▶ **Stated problem**
Search the data for the word "your". Reproduce every line where it is found.

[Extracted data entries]

------------------------------------------------------------

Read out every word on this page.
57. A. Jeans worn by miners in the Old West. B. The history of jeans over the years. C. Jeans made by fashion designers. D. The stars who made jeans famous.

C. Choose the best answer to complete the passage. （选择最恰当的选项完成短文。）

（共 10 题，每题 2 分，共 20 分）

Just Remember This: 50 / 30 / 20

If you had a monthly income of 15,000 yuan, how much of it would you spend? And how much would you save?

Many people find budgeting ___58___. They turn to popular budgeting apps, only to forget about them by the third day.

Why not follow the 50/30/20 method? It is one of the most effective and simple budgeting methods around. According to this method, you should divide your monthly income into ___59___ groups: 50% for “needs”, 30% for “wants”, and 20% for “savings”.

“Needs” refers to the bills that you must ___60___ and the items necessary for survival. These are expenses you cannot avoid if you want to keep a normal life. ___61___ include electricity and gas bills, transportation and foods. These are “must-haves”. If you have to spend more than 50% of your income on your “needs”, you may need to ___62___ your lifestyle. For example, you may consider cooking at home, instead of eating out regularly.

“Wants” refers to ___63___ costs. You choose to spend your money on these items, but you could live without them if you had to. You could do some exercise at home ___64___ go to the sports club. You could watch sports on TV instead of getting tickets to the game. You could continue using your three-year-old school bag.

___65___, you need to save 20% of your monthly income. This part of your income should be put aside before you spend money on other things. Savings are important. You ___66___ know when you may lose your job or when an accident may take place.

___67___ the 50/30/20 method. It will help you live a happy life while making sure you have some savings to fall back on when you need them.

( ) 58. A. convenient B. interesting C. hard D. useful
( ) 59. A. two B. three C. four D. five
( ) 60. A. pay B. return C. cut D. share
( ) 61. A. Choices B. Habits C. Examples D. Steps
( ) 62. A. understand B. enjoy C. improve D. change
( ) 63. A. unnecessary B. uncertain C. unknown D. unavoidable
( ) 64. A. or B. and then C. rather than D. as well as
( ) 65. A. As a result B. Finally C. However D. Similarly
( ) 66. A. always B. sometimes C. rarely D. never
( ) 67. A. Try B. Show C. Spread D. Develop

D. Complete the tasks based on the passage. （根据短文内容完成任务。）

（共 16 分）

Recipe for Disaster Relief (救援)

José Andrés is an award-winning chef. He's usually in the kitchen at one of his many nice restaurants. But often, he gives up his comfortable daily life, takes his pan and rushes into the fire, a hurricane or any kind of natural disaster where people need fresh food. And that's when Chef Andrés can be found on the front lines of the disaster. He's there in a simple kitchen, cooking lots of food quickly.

------------------------------------------------------------

▶ **Solution to the exercise**
Why not follow the 50/30/20 method? It is one of the most effective and simple budgeting methods around. According to this method, you should divide your monthly income into ___59___ groups: 50% for “needs”, 30% for “wants”, and 20% for “savings”.
“Needs” refers to the bills that you must ___60___ and the items necessary for survival. These are expenses you cannot avoid if you want to keep a normal life. ___61___ include electricity and gas bills, transportation and foods. These are “must-haves”. If you have to spend more than 50% of your income on your “needs”, you may need to ___62___ your lifestyle. For example, you may consider cooking at home, instead of eating out regularly.
“Wants” refers to ___63___ costs. You choose to spend your money on these items, but you could live without them if you had to. You could do some exercise at home ___64___ go to the sports club. You could watch sports on TV instead of getting tickets to the game. You could continue using your three-year-old school bag.
___65___, you need to save 20% of your monthly income. This part of your income should be put aside before you spend money on other things. Savings are important. You ___66___ know when you may lose your job or when an accident may take place.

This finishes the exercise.